**PROBLEM TO WORK ON:**
Leave out the pictures; transcribe all else exactly.

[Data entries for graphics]
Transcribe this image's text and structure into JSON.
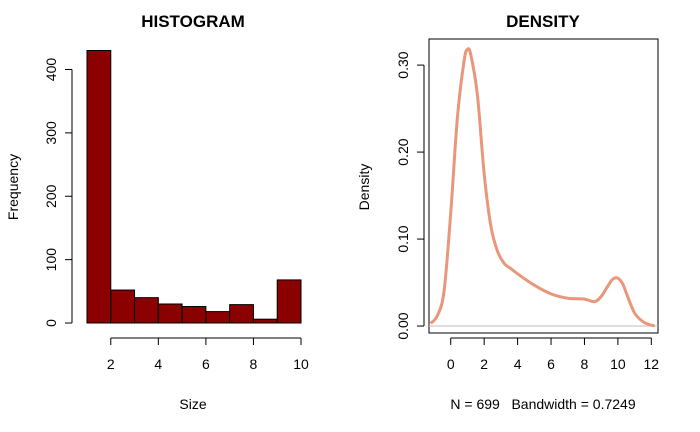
{
  "chart_data": [
    {
      "type": "bar",
      "title": "HISTOGRAM",
      "xlabel": "Size",
      "ylabel": "Frequency",
      "bin_edges": [
        1,
        2,
        3,
        4,
        5,
        6,
        7,
        8,
        9,
        10
      ],
      "values": [
        430,
        52,
        40,
        30,
        26,
        18,
        29,
        6,
        68
      ],
      "xlim": [
        1,
        10
      ],
      "ylim": [
        0,
        430
      ],
      "x_ticks": [
        2,
        4,
        6,
        8,
        10
      ],
      "y_ticks": [
        0,
        100,
        200,
        300,
        400
      ],
      "bar_color": "#8B0000",
      "grid": false,
      "legend": "none"
    },
    {
      "type": "line",
      "title": "DENSITY",
      "xlabel": "N = 699   Bandwidth = 0.7249",
      "ylabel": "Density",
      "x": [
        -1.2,
        -0.8,
        -0.4,
        0,
        0.4,
        0.8,
        1.0,
        1.2,
        1.6,
        2.0,
        2.4,
        2.8,
        3.2,
        3.6,
        4,
        5,
        6,
        7,
        8,
        8.6,
        9.0,
        9.4,
        9.7,
        10.0,
        10.3,
        10.6,
        11.0,
        11.5,
        12.0,
        12.2
      ],
      "y": [
        0.003,
        0.012,
        0.04,
        0.13,
        0.24,
        0.305,
        0.318,
        0.312,
        0.265,
        0.175,
        0.115,
        0.086,
        0.072,
        0.066,
        0.06,
        0.047,
        0.037,
        0.032,
        0.031,
        0.028,
        0.034,
        0.046,
        0.054,
        0.055,
        0.048,
        0.033,
        0.015,
        0.005,
        0.001,
        0.0005
      ],
      "xlim": [
        -1.3,
        12.4
      ],
      "ylim": [
        -0.008,
        0.33
      ],
      "x_ticks": [
        0,
        2,
        4,
        6,
        8,
        10,
        12
      ],
      "y_ticks": [
        0.0,
        0.1,
        0.2,
        0.3
      ],
      "y_tick_labels": [
        "0.00",
        "0.10",
        "0.20",
        "0.30"
      ],
      "line_color": "#E9967A",
      "baseline_color": "#BEBEBE",
      "grid": false,
      "legend": "none"
    }
  ]
}
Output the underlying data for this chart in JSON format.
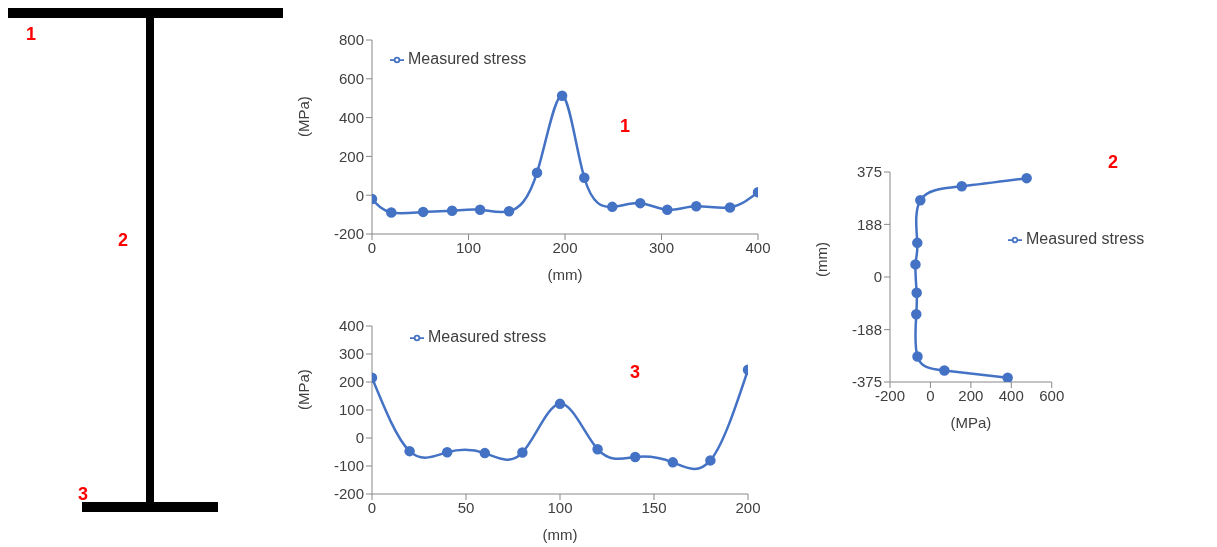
{
  "chart_data": [
    {
      "type": "other",
      "annotations": [
        "1",
        "2",
        "3"
      ]
    },
    {
      "type": "line",
      "x": [
        0,
        20,
        53,
        83,
        112,
        142,
        171,
        197,
        220,
        249,
        278,
        306,
        336,
        371,
        400
      ],
      "series": [
        {
          "name": "Measured stress",
          "color": "#4472c4",
          "values": [
            -20,
            -89,
            -86,
            -80,
            -75,
            -83,
            116,
            513,
            90,
            -60,
            -41,
            -75,
            -57,
            -63,
            15
          ]
        }
      ],
      "xlabel": "(mm)",
      "ylabel": "(MPa)",
      "xlim": [
        0,
        400
      ],
      "xticks": [
        0,
        100,
        200,
        300,
        400
      ],
      "ylim": [
        -200,
        800
      ],
      "yticks": [
        -200,
        0,
        200,
        400,
        600,
        800
      ],
      "legend": "top left",
      "marker": "circle",
      "annotations": [
        "1"
      ]
    },
    {
      "type": "line",
      "x": [
        0,
        20,
        40,
        60,
        80,
        100,
        120,
        140,
        160,
        180,
        200
      ],
      "series": [
        {
          "name": "Measured stress",
          "color": "#4472c4",
          "values": [
            215,
            -47,
            -51,
            -54,
            -52,
            122,
            -40,
            -68,
            -87,
            -80,
            244
          ]
        }
      ],
      "xlabel": "(mm)",
      "ylabel": "(MPa)",
      "xlim": [
        0,
        200
      ],
      "xticks": [
        0,
        50,
        100,
        150,
        200
      ],
      "ylim": [
        -200,
        400
      ],
      "yticks": [
        -200,
        -100,
        0,
        100,
        200,
        300,
        400
      ],
      "legend": "top left",
      "marker": "circle",
      "annotations": [
        "3"
      ]
    },
    {
      "type": "line",
      "x": [
        476,
        155,
        -50,
        -65,
        -74,
        -68,
        -70,
        -64,
        69,
        382
      ],
      "series": [
        {
          "name": "Measured stress",
          "color": "#4472c4",
          "values": [
            353,
            324,
            274,
            122,
            45,
            -56,
            -133,
            -284,
            -334,
            -360
          ]
        }
      ],
      "xlabel": "(MPa)",
      "ylabel": "(mm)",
      "xlim": [
        -200,
        600
      ],
      "xticks": [
        -200,
        0,
        200,
        400,
        600
      ],
      "ylim": [
        -375,
        375
      ],
      "yticks": [
        -375,
        -188,
        0,
        188,
        375
      ],
      "legend": "right",
      "marker": "circle",
      "annotations": [
        "2"
      ]
    }
  ]
}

**REPLY:**
Transcribe this image's text and structure into JSON.
{
  "chart_data": [
    {
      "type": "bar",
      "title": "HISTOGRAM",
      "xlabel": "Size",
      "ylabel": "Frequency",
      "bin_edges": [
        1,
        2,
        3,
        4,
        5,
        6,
        7,
        8,
        9,
        10
      ],
      "values": [
        430,
        52,
        40,
        30,
        26,
        18,
        29,
        6,
        68
      ],
      "xlim": [
        1,
        10
      ],
      "ylim": [
        0,
        430
      ],
      "x_ticks": [
        2,
        4,
        6,
        8,
        10
      ],
      "y_ticks": [
        0,
        100,
        200,
        300,
        400
      ],
      "bar_color": "#8B0000",
      "grid": false,
      "legend": "none"
    },
    {
      "type": "line",
      "title": "DENSITY",
      "xlabel": "N = 699   Bandwidth = 0.7249",
      "ylabel": "Density",
      "x": [
        -1.2,
        -0.8,
        -0.4,
        0,
        0.4,
        0.8,
        1.0,
        1.2,
        1.6,
        2.0,
        2.4,
        2.8,
        3.2,
        3.6,
        4,
        5,
        6,
        7,
        8,
        8.6,
        9.0,
        9.4,
        9.7,
        10.0,
        10.3,
        10.6,
        11.0,
        11.5,
        12.0,
        12.2
      ],
      "y": [
        0.003,
        0.012,
        0.04,
        0.13,
        0.24,
        0.305,
        0.318,
        0.312,
        0.265,
        0.175,
        0.115,
        0.086,
        0.072,
        0.066,
        0.06,
        0.047,
        0.037,
        0.032,
        0.031,
        0.028,
        0.034,
        0.046,
        0.054,
        0.055,
        0.048,
        0.033,
        0.015,
        0.005,
        0.001,
        0.0005
      ],
      "xlim": [
        -1.3,
        12.4
      ],
      "ylim": [
        -0.008,
        0.33
      ],
      "x_ticks": [
        0,
        2,
        4,
        6,
        8,
        10,
        12
      ],
      "y_ticks": [
        0.0,
        0.1,
        0.2,
        0.3
      ],
      "y_tick_labels": [
        "0.00",
        "0.10",
        "0.20",
        "0.30"
      ],
      "line_color": "#E9967A",
      "baseline_color": "#BEBEBE",
      "grid": false,
      "legend": "none"
    }
  ]
}
Output the underlying data for this chart in JSON format.
{
  "chart_data": [
    {
      "type": "other",
      "annotations": [
        "1",
        "2",
        "3"
      ]
    },
    {
      "type": "line",
      "x": [
        0,
        20,
        53,
        83,
        112,
        142,
        171,
        197,
        220,
        249,
        278,
        306,
        336,
        371,
        400
      ],
      "series": [
        {
          "name": "Measured stress",
          "color": "#4472c4",
          "values": [
            -20,
            -89,
            -86,
            -80,
            -75,
            -83,
            116,
            513,
            90,
            -60,
            -41,
            -75,
            -57,
            -63,
            15
          ]
        }
      ],
      "xlabel": "(mm)",
      "ylabel": "(MPa)",
      "xlim": [
        0,
        400
      ],
      "xticks": [
        0,
        100,
        200,
        300,
        400
      ],
      "ylim": [
        -200,
        800
      ],
      "yticks": [
        -200,
        0,
        200,
        400,
        600,
        800
      ],
      "legend": "top left",
      "marker": "circle",
      "annotations": [
        "1"
      ]
    },
    {
      "type": "line",
      "x": [
        0,
        20,
        40,
        60,
        80,
        100,
        120,
        140,
        160,
        180,
        200
      ],
      "series": [
        {
          "name": "Measured stress",
          "color": "#4472c4",
          "values": [
            215,
            -47,
            -51,
            -54,
            -52,
            122,
            -40,
            -68,
            -87,
            -80,
            244
          ]
        }
      ],
      "xlabel": "(mm)",
      "ylabel": "(MPa)",
      "xlim": [
        0,
        200
      ],
      "xticks": [
        0,
        50,
        100,
        150,
        200
      ],
      "ylim": [
        -200,
        400
      ],
      "yticks": [
        -200,
        -100,
        0,
        100,
        200,
        300,
        400
      ],
      "legend": "top left",
      "marker": "circle",
      "annotations": [
        "3"
      ]
    },
    {
      "type": "line",
      "x": [
        476,
        155,
        -50,
        -65,
        -74,
        -68,
        -70,
        -64,
        69,
        382
      ],
      "series": [
        {
          "name": "Measured stress",
          "color": "#4472c4",
          "values": [
            353,
            324,
            274,
            122,
            45,
            -56,
            -133,
            -284,
            -334,
            -360
          ]
        }
      ],
      "xlabel": "(MPa)",
      "ylabel": "(mm)",
      "xlim": [
        -200,
        600
      ],
      "xticks": [
        -200,
        0,
        200,
        400,
        600
      ],
      "ylim": [
        -375,
        375
      ],
      "yticks": [
        -375,
        -188,
        0,
        188,
        375
      ],
      "legend": "right",
      "marker": "circle",
      "annotations": [
        "2"
      ]
    }
  ]
}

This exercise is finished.